--- Short exercise ---
Read through the entries below and return each line with the word "this".

--- Stored records ---

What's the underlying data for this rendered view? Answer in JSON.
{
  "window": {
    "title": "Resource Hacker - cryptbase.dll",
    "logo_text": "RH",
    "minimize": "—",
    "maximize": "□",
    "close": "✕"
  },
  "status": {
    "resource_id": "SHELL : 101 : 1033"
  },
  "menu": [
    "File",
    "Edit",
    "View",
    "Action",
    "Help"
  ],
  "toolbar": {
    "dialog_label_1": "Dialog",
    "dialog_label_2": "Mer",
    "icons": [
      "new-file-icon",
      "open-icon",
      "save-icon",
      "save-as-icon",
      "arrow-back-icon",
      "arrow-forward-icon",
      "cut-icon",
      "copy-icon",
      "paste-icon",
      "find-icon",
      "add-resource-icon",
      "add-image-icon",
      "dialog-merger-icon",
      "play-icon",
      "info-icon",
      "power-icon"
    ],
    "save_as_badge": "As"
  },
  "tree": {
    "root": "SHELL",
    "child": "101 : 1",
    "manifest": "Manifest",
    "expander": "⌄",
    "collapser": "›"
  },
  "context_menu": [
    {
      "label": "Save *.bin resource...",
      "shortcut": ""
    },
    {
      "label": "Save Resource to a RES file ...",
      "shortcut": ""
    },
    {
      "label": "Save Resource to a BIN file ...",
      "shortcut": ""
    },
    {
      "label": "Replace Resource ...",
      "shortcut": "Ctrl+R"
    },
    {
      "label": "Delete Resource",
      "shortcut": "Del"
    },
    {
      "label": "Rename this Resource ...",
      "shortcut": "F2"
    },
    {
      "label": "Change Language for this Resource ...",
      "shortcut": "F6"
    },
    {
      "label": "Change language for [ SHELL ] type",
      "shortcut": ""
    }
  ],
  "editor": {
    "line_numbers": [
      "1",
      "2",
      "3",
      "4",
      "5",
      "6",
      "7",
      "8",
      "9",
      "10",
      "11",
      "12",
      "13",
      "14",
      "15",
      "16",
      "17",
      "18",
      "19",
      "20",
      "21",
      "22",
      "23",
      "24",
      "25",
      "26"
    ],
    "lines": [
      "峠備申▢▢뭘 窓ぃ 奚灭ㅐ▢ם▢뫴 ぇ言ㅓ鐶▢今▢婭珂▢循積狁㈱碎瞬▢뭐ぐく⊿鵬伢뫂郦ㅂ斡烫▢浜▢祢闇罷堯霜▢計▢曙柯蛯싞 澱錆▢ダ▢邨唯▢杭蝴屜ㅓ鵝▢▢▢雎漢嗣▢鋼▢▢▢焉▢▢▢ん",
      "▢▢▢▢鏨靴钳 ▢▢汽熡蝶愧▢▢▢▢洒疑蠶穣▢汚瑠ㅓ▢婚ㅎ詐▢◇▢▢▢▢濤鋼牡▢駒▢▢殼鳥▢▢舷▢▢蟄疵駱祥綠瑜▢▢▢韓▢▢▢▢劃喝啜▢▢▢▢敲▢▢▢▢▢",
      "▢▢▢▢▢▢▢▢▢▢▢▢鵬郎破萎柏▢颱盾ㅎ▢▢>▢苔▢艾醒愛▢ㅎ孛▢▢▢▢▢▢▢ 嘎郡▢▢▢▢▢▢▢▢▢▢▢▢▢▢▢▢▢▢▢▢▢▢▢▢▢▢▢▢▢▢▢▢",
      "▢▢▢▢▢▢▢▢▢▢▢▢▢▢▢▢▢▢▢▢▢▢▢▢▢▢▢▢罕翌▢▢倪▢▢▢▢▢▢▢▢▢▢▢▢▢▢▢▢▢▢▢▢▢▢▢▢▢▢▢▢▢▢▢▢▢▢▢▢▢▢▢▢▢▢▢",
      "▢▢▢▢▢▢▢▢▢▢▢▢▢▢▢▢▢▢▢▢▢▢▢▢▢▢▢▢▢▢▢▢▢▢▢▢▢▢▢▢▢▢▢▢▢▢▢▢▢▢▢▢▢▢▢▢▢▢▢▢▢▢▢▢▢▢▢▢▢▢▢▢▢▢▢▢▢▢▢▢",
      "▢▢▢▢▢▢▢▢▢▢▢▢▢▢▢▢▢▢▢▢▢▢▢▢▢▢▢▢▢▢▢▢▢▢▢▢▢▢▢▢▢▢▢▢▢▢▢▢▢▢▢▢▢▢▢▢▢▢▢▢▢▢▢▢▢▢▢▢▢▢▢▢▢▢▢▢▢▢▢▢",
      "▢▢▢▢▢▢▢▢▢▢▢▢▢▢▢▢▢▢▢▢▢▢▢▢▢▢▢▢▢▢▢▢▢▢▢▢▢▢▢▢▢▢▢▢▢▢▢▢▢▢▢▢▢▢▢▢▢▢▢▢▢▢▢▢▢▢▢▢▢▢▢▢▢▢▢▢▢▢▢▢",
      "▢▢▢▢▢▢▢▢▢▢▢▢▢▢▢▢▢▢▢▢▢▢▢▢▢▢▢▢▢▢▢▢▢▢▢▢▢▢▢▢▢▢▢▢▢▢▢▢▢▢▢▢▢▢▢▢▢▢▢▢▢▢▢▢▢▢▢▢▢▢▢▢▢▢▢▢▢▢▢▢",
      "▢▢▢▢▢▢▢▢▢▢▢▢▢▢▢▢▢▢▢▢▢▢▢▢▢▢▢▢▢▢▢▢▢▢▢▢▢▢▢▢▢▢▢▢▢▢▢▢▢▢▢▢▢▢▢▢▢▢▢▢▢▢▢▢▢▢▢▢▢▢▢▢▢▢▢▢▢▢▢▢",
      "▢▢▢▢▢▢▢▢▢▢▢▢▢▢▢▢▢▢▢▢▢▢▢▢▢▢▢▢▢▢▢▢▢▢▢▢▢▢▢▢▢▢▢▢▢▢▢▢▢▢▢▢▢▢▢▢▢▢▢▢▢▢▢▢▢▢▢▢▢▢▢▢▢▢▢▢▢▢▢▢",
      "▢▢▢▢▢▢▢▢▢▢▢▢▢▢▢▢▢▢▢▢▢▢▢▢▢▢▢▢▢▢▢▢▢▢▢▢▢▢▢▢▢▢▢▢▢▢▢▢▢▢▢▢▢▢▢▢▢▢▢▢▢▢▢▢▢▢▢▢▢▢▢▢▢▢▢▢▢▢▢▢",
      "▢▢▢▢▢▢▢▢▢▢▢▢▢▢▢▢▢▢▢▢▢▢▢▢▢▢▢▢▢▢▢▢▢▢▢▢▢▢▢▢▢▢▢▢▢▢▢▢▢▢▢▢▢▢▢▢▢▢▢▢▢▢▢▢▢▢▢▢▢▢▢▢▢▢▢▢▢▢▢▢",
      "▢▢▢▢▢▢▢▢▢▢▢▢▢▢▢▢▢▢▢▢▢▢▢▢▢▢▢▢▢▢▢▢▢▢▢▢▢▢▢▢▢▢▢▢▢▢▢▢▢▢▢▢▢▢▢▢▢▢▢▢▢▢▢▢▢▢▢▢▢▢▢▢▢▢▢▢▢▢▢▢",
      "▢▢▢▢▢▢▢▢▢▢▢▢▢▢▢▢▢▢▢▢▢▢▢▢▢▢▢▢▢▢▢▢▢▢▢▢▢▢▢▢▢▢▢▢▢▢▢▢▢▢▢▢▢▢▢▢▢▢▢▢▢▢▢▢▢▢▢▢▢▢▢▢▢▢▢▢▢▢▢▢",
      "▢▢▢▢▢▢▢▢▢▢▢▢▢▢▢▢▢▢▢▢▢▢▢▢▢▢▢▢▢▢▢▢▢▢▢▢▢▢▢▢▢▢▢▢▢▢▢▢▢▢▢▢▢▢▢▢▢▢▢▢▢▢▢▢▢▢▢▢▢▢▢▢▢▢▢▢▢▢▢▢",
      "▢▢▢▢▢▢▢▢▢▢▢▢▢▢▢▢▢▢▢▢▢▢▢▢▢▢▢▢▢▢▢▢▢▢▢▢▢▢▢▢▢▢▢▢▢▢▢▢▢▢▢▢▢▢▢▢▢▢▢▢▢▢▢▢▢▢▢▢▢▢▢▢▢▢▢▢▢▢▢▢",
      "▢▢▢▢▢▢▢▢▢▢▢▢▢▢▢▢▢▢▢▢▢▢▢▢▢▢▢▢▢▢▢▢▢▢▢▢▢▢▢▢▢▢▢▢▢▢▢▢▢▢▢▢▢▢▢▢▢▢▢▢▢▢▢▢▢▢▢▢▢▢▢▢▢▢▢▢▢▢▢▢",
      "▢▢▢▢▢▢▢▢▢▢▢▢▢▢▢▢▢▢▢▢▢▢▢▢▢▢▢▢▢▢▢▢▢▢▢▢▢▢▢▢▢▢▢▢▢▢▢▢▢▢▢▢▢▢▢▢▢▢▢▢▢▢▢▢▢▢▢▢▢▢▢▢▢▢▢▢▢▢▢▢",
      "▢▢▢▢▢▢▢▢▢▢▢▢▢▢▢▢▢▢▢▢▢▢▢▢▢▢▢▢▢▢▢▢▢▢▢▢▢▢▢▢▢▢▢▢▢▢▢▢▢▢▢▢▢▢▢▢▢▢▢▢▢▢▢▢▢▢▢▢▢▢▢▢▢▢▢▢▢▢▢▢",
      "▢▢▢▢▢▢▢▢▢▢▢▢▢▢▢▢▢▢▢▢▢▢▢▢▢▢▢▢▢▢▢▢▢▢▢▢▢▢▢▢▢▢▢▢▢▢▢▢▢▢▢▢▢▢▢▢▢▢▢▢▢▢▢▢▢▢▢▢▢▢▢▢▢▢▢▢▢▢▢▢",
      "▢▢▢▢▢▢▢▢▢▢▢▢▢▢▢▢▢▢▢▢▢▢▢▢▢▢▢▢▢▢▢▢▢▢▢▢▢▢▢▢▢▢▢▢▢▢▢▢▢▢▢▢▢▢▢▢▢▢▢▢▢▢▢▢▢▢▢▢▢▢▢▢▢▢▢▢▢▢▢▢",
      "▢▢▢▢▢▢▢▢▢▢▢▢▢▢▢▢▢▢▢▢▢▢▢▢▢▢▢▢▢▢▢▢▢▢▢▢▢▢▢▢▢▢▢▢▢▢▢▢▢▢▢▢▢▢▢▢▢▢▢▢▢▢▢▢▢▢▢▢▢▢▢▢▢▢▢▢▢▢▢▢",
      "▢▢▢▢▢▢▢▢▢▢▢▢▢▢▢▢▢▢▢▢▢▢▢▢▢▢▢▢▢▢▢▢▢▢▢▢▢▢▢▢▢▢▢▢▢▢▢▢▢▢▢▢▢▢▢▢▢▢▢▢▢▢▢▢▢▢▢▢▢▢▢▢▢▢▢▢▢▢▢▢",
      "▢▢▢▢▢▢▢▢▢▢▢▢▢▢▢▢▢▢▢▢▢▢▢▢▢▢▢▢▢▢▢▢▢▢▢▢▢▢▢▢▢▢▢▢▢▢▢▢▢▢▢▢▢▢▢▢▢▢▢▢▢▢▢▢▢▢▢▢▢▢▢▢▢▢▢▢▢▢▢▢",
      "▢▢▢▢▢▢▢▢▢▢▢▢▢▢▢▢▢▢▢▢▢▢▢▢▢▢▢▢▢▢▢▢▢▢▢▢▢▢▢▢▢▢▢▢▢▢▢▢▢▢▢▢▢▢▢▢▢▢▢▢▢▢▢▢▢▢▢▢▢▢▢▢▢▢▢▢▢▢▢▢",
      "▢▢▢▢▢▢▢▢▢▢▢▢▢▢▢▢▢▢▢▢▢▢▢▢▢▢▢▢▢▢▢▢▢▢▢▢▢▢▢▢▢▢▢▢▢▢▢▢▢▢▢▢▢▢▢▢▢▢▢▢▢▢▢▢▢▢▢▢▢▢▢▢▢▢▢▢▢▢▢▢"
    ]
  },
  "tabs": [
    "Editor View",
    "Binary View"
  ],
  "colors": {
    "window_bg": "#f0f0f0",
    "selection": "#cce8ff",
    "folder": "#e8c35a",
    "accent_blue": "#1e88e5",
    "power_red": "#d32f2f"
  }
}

--- Response below ---
What's the underlying data for this rendered view? Answer in JSON.
      "label": "Rename this Resource ...",
      "label": "Change Language for this Resource ...",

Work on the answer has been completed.